+++ GIVEN ENTRIES
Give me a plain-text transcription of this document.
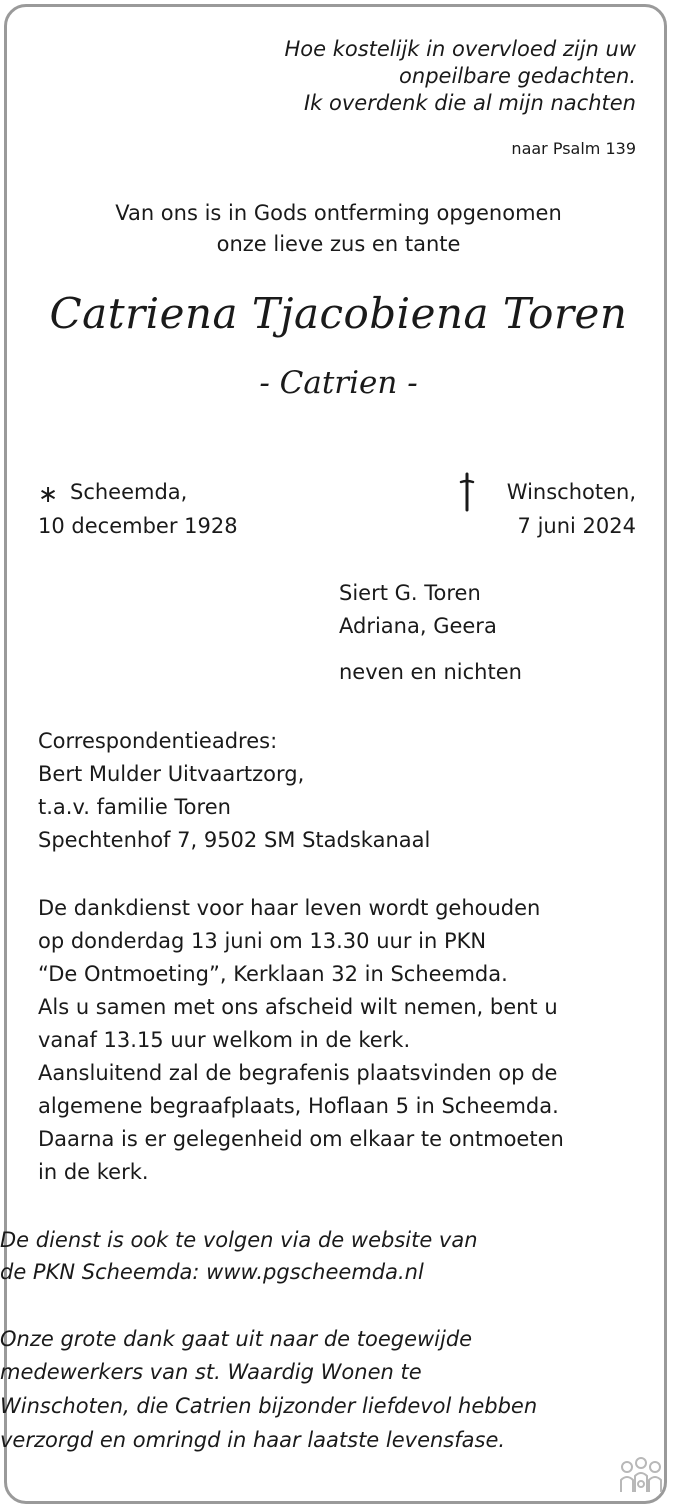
Hoe kostelijk in overvloed zijn uw
onpeilbare gedachten.
Ik overdenk die al mijn nachten
naar Psalm 139
Van ons is in Gods ontferming opgenomen
onze lieve zus en tante
Catriena Tjacobiena Toren
- Catrien -
∗ Scheemda,
10 december 1928
Winschoten,
7 juni 2024
Siert G. Toren
Adriana, Geera
neven en nichten
Correspondentieadres:
Bert Mulder Uitvaartzorg,
t.a.v. familie Toren
Spechtenhof 7, 9502 SM Stadskanaal
De dankdienst voor haar leven wordt gehouden
op donderdag 13 juni om 13.30 uur in PKN
“De Ontmoeting”, Kerklaan 32 in Scheemda.
Als u samen met ons afscheid wilt nemen, bent u
vanaf 13.15 uur welkom in de kerk.
Aansluitend zal de begrafenis plaatsvinden op de
algemene begraafplaats, Hoflaan 5 in Scheemda.
Daarna is er gelegenheid om elkaar te ontmoeten
in de kerk.
De dienst is ook te volgen via de website van
de PKN Scheemda: www.pgscheemda.nl
Onze grote dank gaat uit naar de toegewijde
medewerkers van st. Waardig Wonen te
Winschoten, die Catrien bijzonder liefdevol hebben
verzorgd en omringd in haar laatste levensfase.
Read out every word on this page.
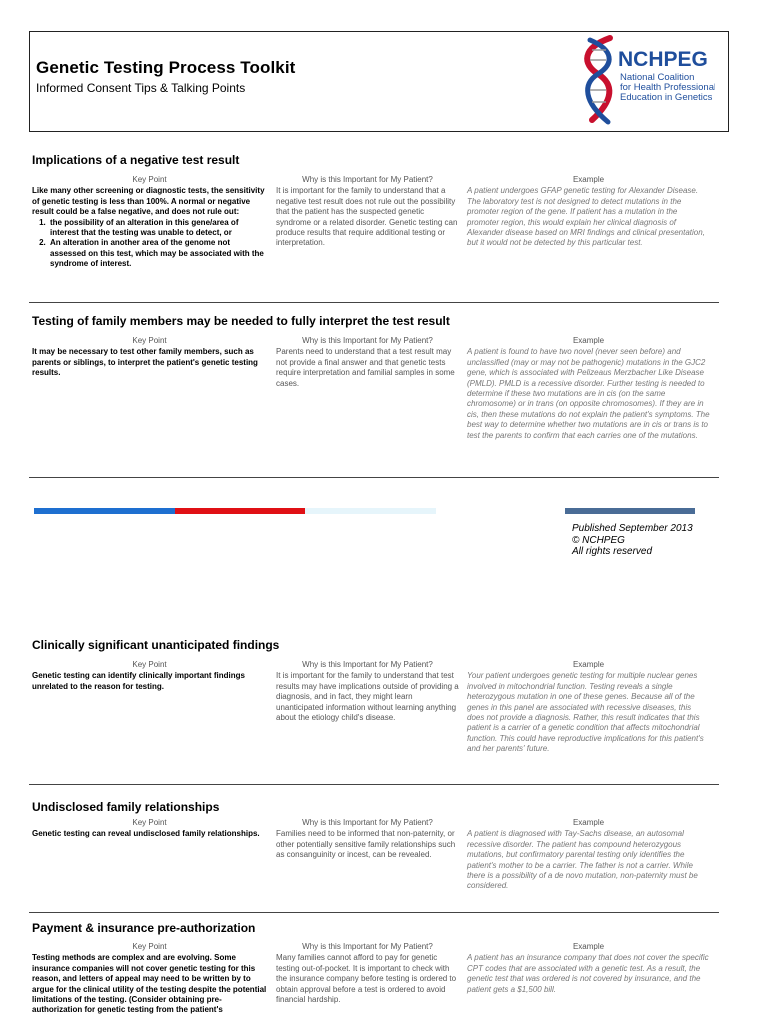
Genetic Testing Process Toolkit
Informed Consent Tips & Talking Points
NCHPEG
National Coalition
for Health Professional
Education in Genetics
Implications of a negative test result
Key Point
Like many other screening or diagnostic tests, the sensitivity of genetic testing is less than 100%. A normal or negative result could be a false negative, and does not rule out:
1. the possibility of an alteration in this gene/area of interest that the testing was unable to detect, or
2. An alteration in another area of the genome not assessed on this test, which may be associated with the syndrome of interest.
Why is this Important for My Patient?
It is important for the family to understand that a negative test result does not rule out the possibility that the patient has the suspected genetic syndrome or a related disorder. Genetic testing can produce results that require additional testing or interpretation.
Example
A patient undergoes GFAP genetic testing for Alexander Disease. The laboratory test is not designed to detect mutations in the promoter region of the gene. If patient has a mutation in the promoter region, this would explain her clinical diagnosis of Alexander disease based on MRI findings and clinical presentation, but it would not be detected by this particular test.
Testing of family members may be needed to fully interpret the test result
Key Point
It may be necessary to test other family members, such as parents or siblings, to interpret the patient's genetic testing results.
Why is this Important for My Patient?
Parents need to understand that a test result may not provide a final answer and that genetic tests require interpretation and familial samples in some cases.
Example
A patient is found to have two novel (never seen before) and unclassified (may or may not be pathogenic) mutations in the GJC2 gene, which is associated with Pelizeaus Merzbacher Like Disease (PMLD). PMLD is a recessive disorder. Further testing is needed to determine if these two mutations are in cis (on the same chromosome) or in trans (on opposite chromosomes). If they are in cis, then these mutations do not explain the patient's symptoms. The best way to determine whether two mutations are in cis or trans is to test the parents to confirm that each carries one of the mutations.
Published September 2013
© NCHPEG
All rights reserved
Clinically significant unanticipated findings
Key Point
Genetic testing can identify clinically important findings unrelated to the reason for testing.
Why is this Important for My Patient?
It is important for the family to understand that test results may have implications outside of providing a diagnosis, and in fact, they might learn unanticipated information without learning anything about the etiology child's disease.
Example
Your patient undergoes genetic testing for multiple nuclear genes involved in mitochondrial function. Testing reveals a single heterozygous mutation in one of these genes. Because all of the genes in this panel are associated with recessive diseases, this does not provide a diagnosis. Rather, this result indicates that this patient is a carrier of a genetic condition that affects mitochondrial function. This could have reproductive implications for this patient's and her parents' future.
Undisclosed family relationships
Key Point
Genetic testing can reveal undisclosed family relationships.
Why is this Important for My Patient?
Families need to be informed that non-paternity, or other potentially sensitive family relationships such as consanguinity or incest, can be revealed.
Example
A patient is diagnosed with Tay-Sachs disease, an autosomal recessive disorder. The patient has compound heterozygous mutations, but confirmatory parental testing only identifies the patient's mother to be a carrier. The father is not a carrier. While there is a possibility of a de novo mutation, non-paternity must be considered.
Payment & insurance pre-authorization
Key Point
Testing methods are complex and are evolving. Some insurance companies will not cover genetic testing for this reason, and letters of appeal may need to be written by to argue for the clinical utility of the testing despite the potential limitations of the testing. (Consider obtaining pre-authorization for genetic testing from the patient's
Why is this Important for My Patient?
Many families cannot afford to pay for genetic testing out-of-pocket. It is important to check with the insurance company before testing is ordered to obtain approval before a test is ordered to avoid financial hardship.
Example
A patient has an insurance company that does not cover the specific CPT codes that are associated with a genetic test. As a result, the genetic test that was ordered is not covered by insurance, and the patient gets a $1,500 bill.
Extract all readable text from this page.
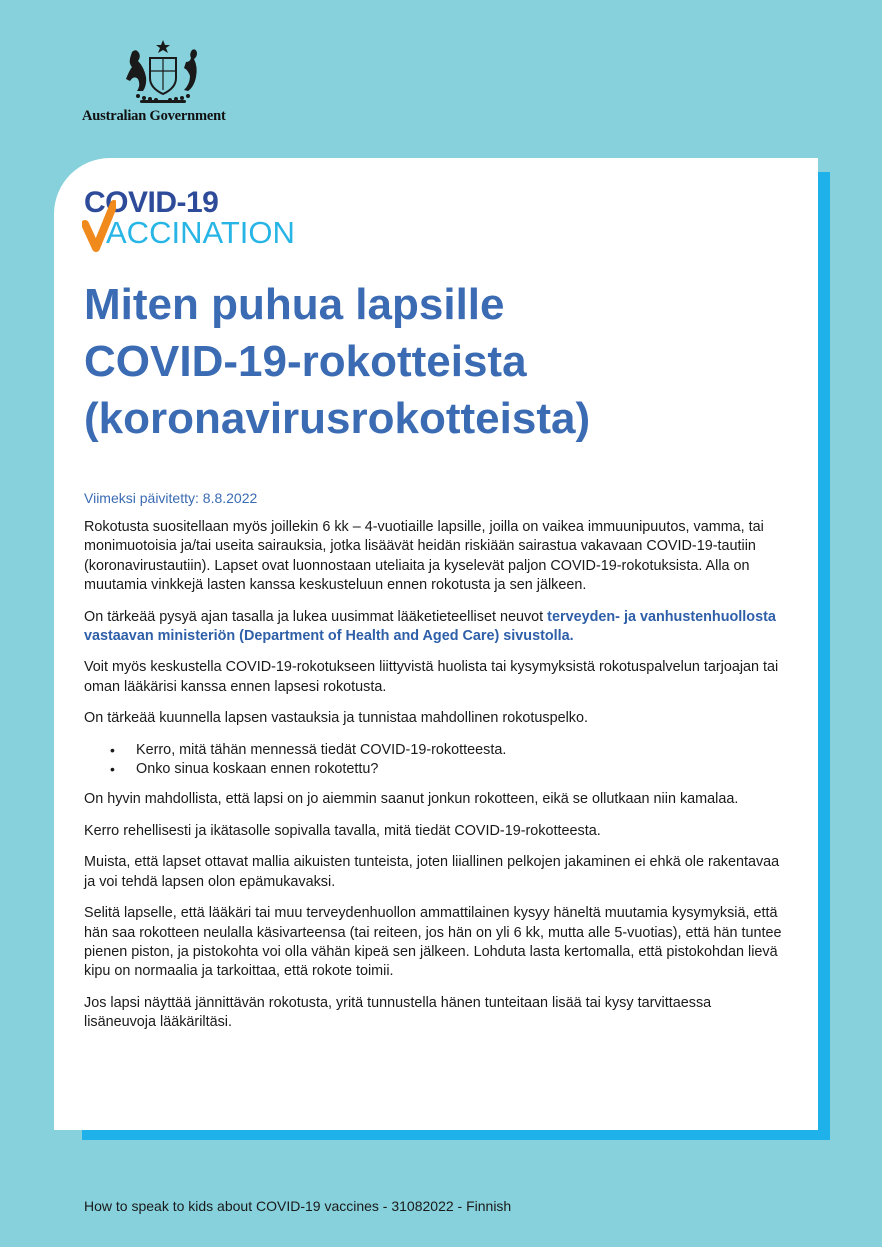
Australian Government
COVID-19
ACCINATION
Miten puhua lapsille
COVID-19-rokotteista
(koronavirusrokotteista)
Viimeksi päivitetty: 8.8.2022

Rokotusta suositellaan myös joillekin 6 kk – 4-vuotiaille lapsille, joilla on vaikea immuunipuutos, vamma, tai monimuotoisia ja/tai useita sairauksia, jotka lisäävät heidän riskiään sairastua vakavaan COVID-19-tautiin (koronavirustautiin). Lapset ovat luonnostaan uteliaita ja kyselevät paljon COVID-19-rokotuksista. Alla on muutamia vinkkejä lasten kanssa keskusteluun ennen rokotusta ja sen jälkeen.

On tärkeää pysyä ajan tasalla ja lukea uusimmat lääketieteelliset neuvot terveyden- ja vanhustenhuollosta vastaavan ministeriön (Department of Health and Aged Care) sivustolla.

Voit myös keskustella COVID-19-rokotukseen liittyvistä huolista tai kysymyksistä rokotuspalvelun tarjoajan tai oman lääkärisi kanssa ennen lapsesi rokotusta.

On tärkeää kuunnella lapsen vastauksia ja tunnistaa mahdollinen rokotuspelko.

• Kerro, mitä tähän mennessä tiedät COVID-19-rokotteesta.
• Onko sinua koskaan ennen rokotettu?

On hyvin mahdollista, että lapsi on jo aiemmin saanut jonkun rokotteen, eikä se ollutkaan niin kamalaa.

Kerro rehellisesti ja ikätasolle sopivalla tavalla, mitä tiedät COVID-19-rokotteesta.

Muista, että lapset ottavat mallia aikuisten tunteista, joten liiallinen pelkojen jakaminen ei ehkä ole rakentavaa ja voi tehdä lapsen olon epämukavaksi.

Selitä lapselle, että lääkäri tai muu terveydenhuollon ammattilainen kysyy häneltä muutamia kysymyksiä, että hän saa rokotteen neulalla käsivarteensa (tai reiteen, jos hän on yli 6 kk, mutta alle 5-vuotias), että hän tuntee pienen piston, ja pistokohta voi olla vähän kipeä sen jälkeen. Lohduta lasta kertomalla, että pistokohdan lievä kipu on normaalia ja tarkoittaa, että rokote toimii.

Jos lapsi näyttää jännittävän rokotusta, yritä tunnustella hänen tunteitaan lisää tai kysy tarvittaessa lisäneuvoja lääkäriltäsi.

How to speak to kids about COVID-19 vaccines - 31082022 - Finnish
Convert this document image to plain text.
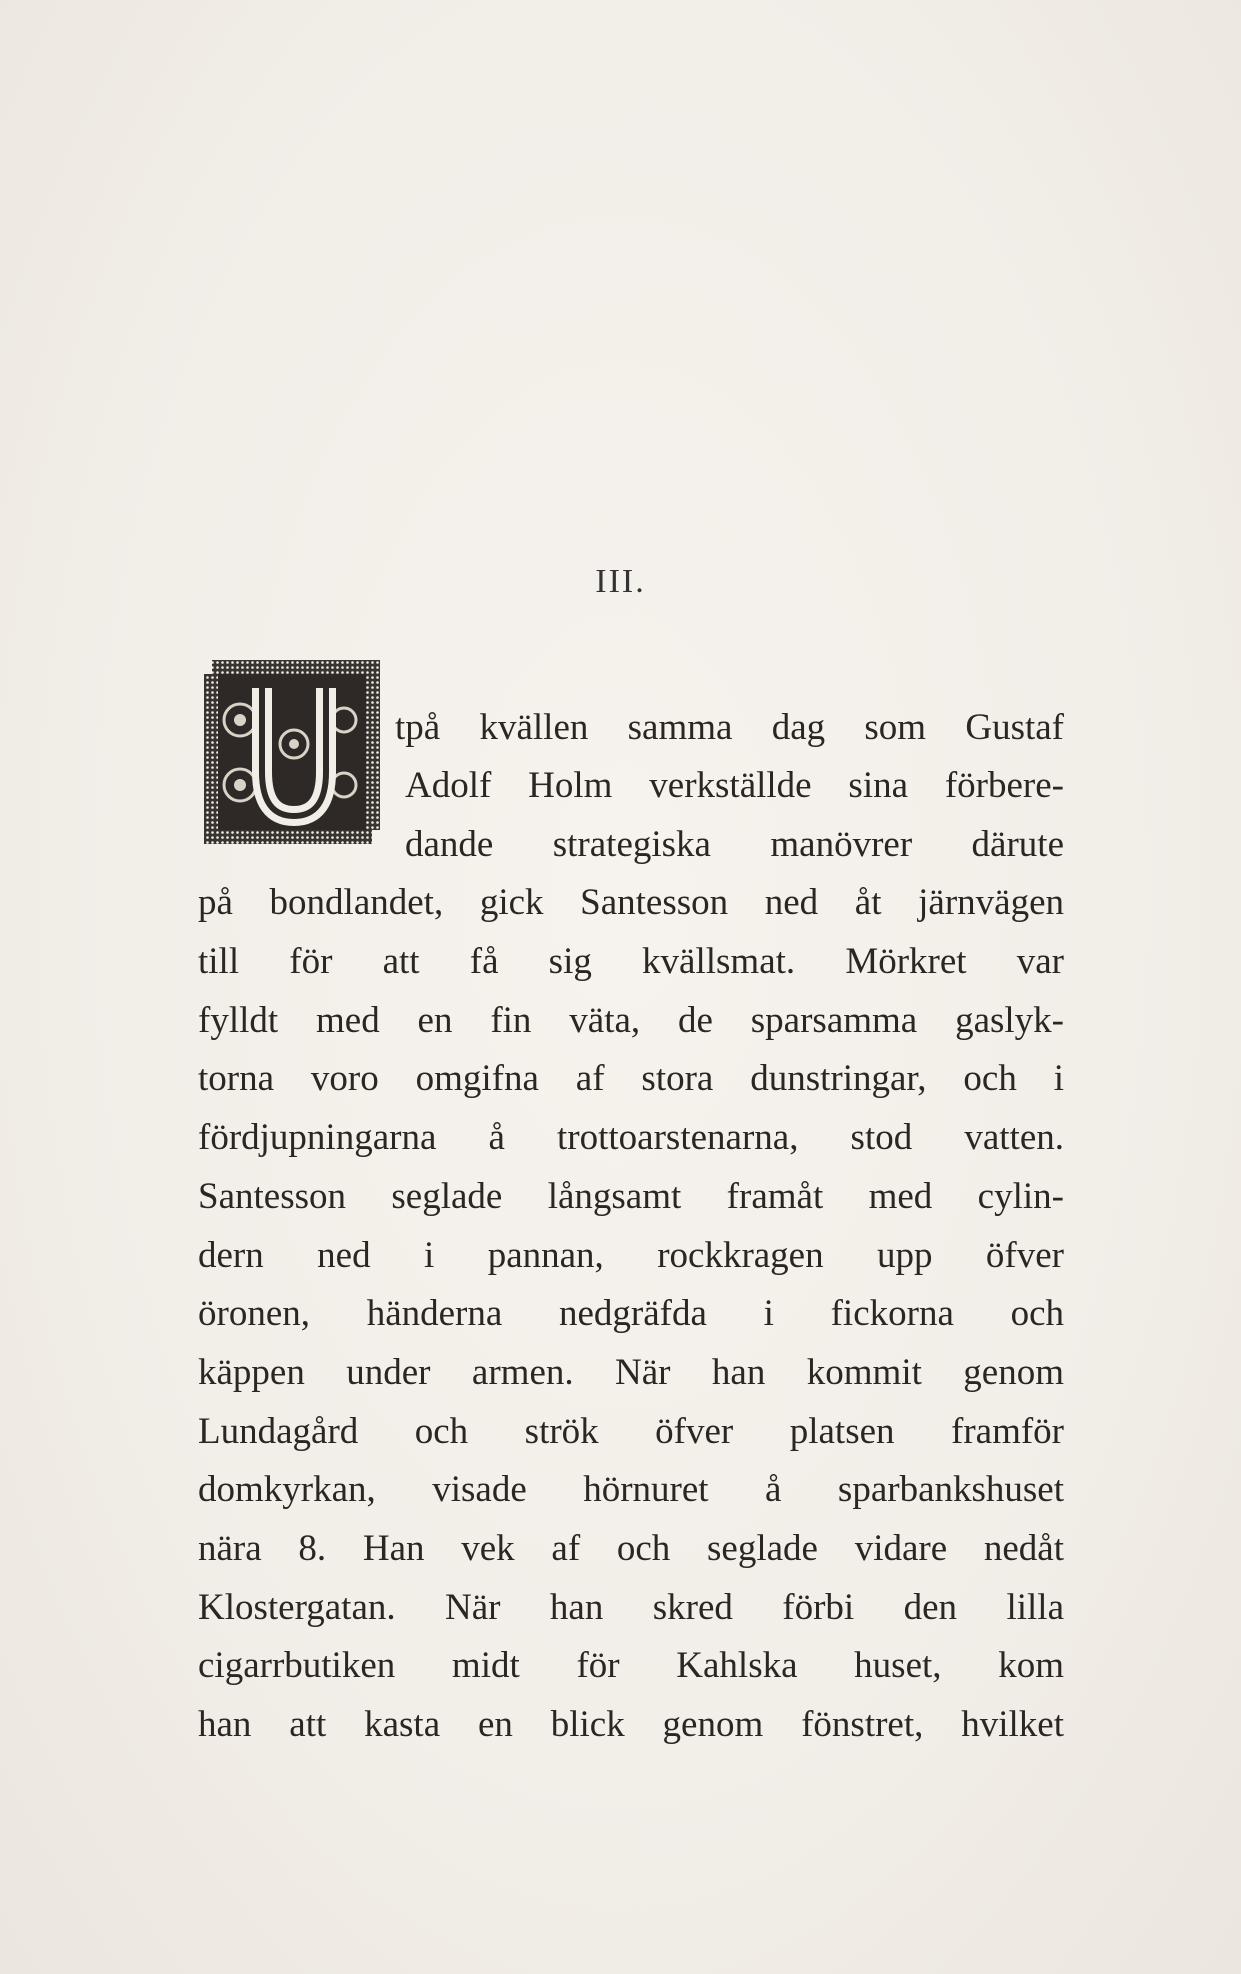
III.
tpå kvällen samma dag som Gustaf
Adolf Holm verkställde sina förbere-
dande strategiska manövrer därute
på bondlandet, gick Santesson ned åt järnvägen
till för att få sig kvällsmat. Mörkret var
fylldt med en fin väta, de sparsamma gaslyk-
torna voro omgifna af stora dunstringar, och i
fördjupningarna å trottoarstenarna, stod vatten.
Santesson seglade långsamt framåt med cylin-
dern ned i pannan, rockkragen upp öfver
öronen, händerna nedgräfda i fickorna och
käppen under armen. När han kommit genom
Lundagård och strök öfver platsen framför
domkyrkan, visade hörnuret å sparbankshuset
nära 8. Han vek af och seglade vidare nedåt
Klostergatan. När han skred förbi den lilla
cigarrbutiken midt för Kahlska huset, kom
han att kasta en blick genom fönstret, hvilket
++++++
→ YOUR INSTRUCTIONS
Reproduce the lines from the line with "Convert this document image to plain text." through the last line of the entries exactly, including both ends and excluding pictures.

→ ANSWER BELOW
Convert this document image to plain text.
III.
tpå kvällen samma dag som Gustaf
Adolf Holm verkställde sina förbere-
dande strategiska manövrer därute
på bondlandet, gick Santesson ned åt järnvägen
till för att få sig kvällsmat. Mörkret var
fylldt med en fin väta, de sparsamma gaslyk-
torna voro omgifna af stora dunstringar, och i
fördjupningarna å trottoarstenarna, stod vatten.
Santesson seglade långsamt framåt med cylin-
dern ned i pannan, rockkragen upp öfver
öronen, händerna nedgräfda i fickorna och
käppen under armen. När han kommit genom
Lundagård och strök öfver platsen framför
domkyrkan, visade hörnuret å sparbankshuset
nära 8. Han vek af och seglade vidare nedåt
Klostergatan. När han skred förbi den lilla
cigarrbutiken midt för Kahlska huset, kom
han att kasta en blick genom fönstret, hvilket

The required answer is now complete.